Type out every line below exactly as it reads.
+++ Supplied records +++
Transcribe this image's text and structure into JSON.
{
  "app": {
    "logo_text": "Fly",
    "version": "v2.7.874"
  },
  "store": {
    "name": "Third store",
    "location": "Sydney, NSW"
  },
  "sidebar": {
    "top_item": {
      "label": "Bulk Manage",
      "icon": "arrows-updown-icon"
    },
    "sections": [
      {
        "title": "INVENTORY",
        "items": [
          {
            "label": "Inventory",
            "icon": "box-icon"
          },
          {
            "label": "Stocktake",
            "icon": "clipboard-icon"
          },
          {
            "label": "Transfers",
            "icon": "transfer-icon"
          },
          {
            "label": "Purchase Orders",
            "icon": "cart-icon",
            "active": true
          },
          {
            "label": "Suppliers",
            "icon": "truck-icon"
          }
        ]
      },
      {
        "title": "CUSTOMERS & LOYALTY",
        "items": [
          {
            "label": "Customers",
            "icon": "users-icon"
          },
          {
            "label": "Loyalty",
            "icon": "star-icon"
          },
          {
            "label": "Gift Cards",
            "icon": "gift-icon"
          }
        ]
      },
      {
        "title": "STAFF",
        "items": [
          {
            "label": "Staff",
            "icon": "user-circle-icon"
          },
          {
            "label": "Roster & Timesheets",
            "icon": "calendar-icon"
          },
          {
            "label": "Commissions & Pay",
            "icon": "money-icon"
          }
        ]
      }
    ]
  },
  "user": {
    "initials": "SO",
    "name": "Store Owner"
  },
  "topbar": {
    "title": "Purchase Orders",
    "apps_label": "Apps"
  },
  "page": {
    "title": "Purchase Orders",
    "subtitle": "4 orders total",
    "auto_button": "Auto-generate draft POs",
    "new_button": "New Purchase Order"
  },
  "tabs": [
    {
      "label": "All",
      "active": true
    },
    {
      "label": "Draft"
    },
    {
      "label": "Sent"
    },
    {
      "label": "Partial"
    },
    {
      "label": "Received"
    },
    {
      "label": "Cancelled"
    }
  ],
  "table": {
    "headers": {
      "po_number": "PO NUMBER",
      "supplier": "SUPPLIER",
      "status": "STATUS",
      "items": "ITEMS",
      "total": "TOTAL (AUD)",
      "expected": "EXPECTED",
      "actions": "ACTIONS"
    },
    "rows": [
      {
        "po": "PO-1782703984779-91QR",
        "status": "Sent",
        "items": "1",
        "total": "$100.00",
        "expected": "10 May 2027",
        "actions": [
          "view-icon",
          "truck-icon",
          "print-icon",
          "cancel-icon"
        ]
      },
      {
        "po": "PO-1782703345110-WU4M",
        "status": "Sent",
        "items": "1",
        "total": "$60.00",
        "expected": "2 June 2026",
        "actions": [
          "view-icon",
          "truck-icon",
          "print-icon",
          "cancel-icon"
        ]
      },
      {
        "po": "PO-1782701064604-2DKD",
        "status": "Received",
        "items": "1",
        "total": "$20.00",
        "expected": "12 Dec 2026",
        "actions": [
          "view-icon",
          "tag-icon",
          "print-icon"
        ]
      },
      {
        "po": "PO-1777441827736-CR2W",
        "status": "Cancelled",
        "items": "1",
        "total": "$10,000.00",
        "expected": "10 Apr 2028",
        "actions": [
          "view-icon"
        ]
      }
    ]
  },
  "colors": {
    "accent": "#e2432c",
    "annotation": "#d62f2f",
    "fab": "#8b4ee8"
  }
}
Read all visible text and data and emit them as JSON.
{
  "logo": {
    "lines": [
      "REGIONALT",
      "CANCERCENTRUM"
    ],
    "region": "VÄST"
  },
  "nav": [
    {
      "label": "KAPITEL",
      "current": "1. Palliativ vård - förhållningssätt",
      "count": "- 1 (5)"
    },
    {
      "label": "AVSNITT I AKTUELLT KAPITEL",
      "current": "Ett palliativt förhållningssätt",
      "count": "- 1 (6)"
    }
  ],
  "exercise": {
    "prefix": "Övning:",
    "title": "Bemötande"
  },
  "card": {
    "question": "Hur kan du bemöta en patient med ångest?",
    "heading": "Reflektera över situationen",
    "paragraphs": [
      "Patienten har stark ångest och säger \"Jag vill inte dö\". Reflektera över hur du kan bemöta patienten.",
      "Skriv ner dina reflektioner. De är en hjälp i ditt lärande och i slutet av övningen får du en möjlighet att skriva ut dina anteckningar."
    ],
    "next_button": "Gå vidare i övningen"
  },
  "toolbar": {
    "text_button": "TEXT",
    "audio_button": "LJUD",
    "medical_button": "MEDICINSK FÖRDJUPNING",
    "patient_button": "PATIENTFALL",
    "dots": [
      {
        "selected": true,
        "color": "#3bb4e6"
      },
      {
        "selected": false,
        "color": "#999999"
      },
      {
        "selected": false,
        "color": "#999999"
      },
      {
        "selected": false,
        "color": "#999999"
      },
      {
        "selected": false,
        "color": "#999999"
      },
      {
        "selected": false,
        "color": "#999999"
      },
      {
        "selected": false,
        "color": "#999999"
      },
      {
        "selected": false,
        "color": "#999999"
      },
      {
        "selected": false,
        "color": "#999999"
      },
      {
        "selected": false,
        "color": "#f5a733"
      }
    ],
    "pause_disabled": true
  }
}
+++
_Written answer:_
Transcribe this image's text and structure into JSON.
{
  "app": {
    "logo_text": "Fly",
    "version": "v2.7.874"
  },
  "store": {
    "name": "Third store",
    "location": "Sydney, NSW"
  },
  "sidebar": {
    "top_item": {
      "label": "Bulk Manage",
      "icon": "arrows-updown-icon"
    },
    "sections": [
      {
        "title": "INVENTORY",
        "items": [
          {
            "label": "Inventory",
            "icon": "box-icon"
          },
          {
            "label": "Stocktake",
            "icon": "clipboard-icon"
          },
          {
            "label": "Transfers",
            "icon": "transfer-icon"
          },
          {
            "label": "Purchase Orders",
            "icon": "cart-icon",
            "active": true
          },
          {
            "label": "Suppliers",
            "icon": "truck-icon"
          }
        ]
      },
      {
        "title": "CUSTOMERS & LOYALTY",
        "items": [
          {
            "label": "Customers",
            "icon": "users-icon"
          },
          {
            "label": "Loyalty",
            "icon": "star-icon"
          },
          {
            "label": "Gift Cards",
            "icon": "gift-icon"
          }
        ]
      },
      {
        "title": "STAFF",
        "items": [
          {
            "label": "Staff",
            "icon": "user-circle-icon"
          },
          {
            "label": "Roster & Timesheets",
            "icon": "calendar-icon"
          },
          {
            "label": "Commissions & Pay",
            "icon": "money-icon"
          }
        ]
      }
    ]
  },
  "user": {
    "initials": "SO",
    "name": "Store Owner"
  },
  "topbar": {
    "title": "Purchase Orders",
    "apps_label": "Apps"
  },
  "page": {
    "title": "Purchase Orders",
    "subtitle": "4 orders total",
    "auto_button": "Auto-generate draft POs",
    "new_button": "New Purchase Order"
  },
  "tabs": [
    {
      "label": "All",
      "active": true
    },
    {
      "label": "Draft"
    },
    {
      "label": "Sent"
    },
    {
      "label": "Partial"
    },
    {
      "label": "Received"
    },
    {
      "label": "Cancelled"
    }
  ],
  "table": {
    "headers": {
      "po_number": "PO NUMBER",
      "supplier": "SUPPLIER",
      "status": "STATUS",
      "items": "ITEMS",
      "total": "TOTAL (AUD)",
      "expected": "EXPECTED",
      "actions": "ACTIONS"
    },
    "rows": [
      {
        "po": "PO-1782703984779-91QR",
        "status": "Sent",
        "items": "1",
        "total": "$100.00",
        "expected": "10 May 2027",
        "actions": [
          "view-icon",
          "truck-icon",
          "print-icon",
          "cancel-icon"
        ]
      },
      {
        "po": "PO-1782703345110-WU4M",
        "status": "Sent",
        "items": "1",
        "total": "$60.00",
        "expected": "2 June 2026",
        "actions": [
          "view-icon",
          "truck-icon",
          "print-icon",
          "cancel-icon"
        ]
      },
      {
        "po": "PO-1782701064604-2DKD",
        "status": "Received",
        "items": "1",
        "total": "$20.00",
        "expected": "12 Dec 2026",
        "actions": [
          "view-icon",
          "tag-icon",
          "print-icon"
        ]
      },
      {
        "po": "PO-1777441827736-CR2W",
        "status": "Cancelled",
        "items": "1",
        "total": "$10,000.00",
        "expected": "10 Apr 2028",
        "actions": [
          "view-icon"
        ]
      }
    ]
  },
  "colors": {
    "accent": "#e2432c",
    "annotation": "#d62f2f",
    "fab": "#8b4ee8"
  }
}
Read all visible text and data and emit them as JSON.
{
  "logo": {
    "lines": [
      "REGIONALT",
      "CANCERCENTRUM"
    ],
    "region": "VÄST"
  },
  "nav": [
    {
      "label": "KAPITEL",
      "current": "1. Palliativ vård - förhållningssätt",
      "count": "- 1 (5)"
    },
    {
      "label": "AVSNITT I AKTUELLT KAPITEL",
      "current": "Ett palliativt förhållningssätt",
      "count": "- 1 (6)"
    }
  ],
  "exercise": {
    "prefix": "Övning:",
    "title": "Bemötande"
  },
  "card": {
    "question": "Hur kan du bemöta en patient med ångest?",
    "heading": "Reflektera över situationen",
    "paragraphs": [
      "Patienten har stark ångest och säger \"Jag vill inte dö\". Reflektera över hur du kan bemöta patienten.",
      "Skriv ner dina reflektioner. De är en hjälp i ditt lärande och i slutet av övningen får du en möjlighet att skriva ut dina anteckningar."
    ],
    "next_button": "Gå vidare i övningen"
  },
  "toolbar": {
    "text_button": "TEXT",
    "audio_button": "LJUD",
    "medical_button": "MEDICINSK FÖRDJUPNING",
    "patient_button": "PATIENTFALL",
    "dots": [
      {
        "selected": true,
        "color": "#3bb4e6"
      },
      {
        "selected": false,
        "color": "#999999"
      },
      {
        "selected": false,
        "color": "#999999"
      },
      {
        "selected": false,
        "color": "#999999"
      },
      {
        "selected": false,
        "color": "#999999"
      },
      {
        "selected": false,
        "color": "#999999"
      },
      {
        "selected": false,
        "color": "#999999"
      },
      {
        "selected": false,
        "color": "#999999"
      },
      {
        "selected": false,
        "color": "#999999"
      },
      {
        "selected": false,
        "color": "#f5a733"
      }
    ],
    "pause_disabled": true
  }
}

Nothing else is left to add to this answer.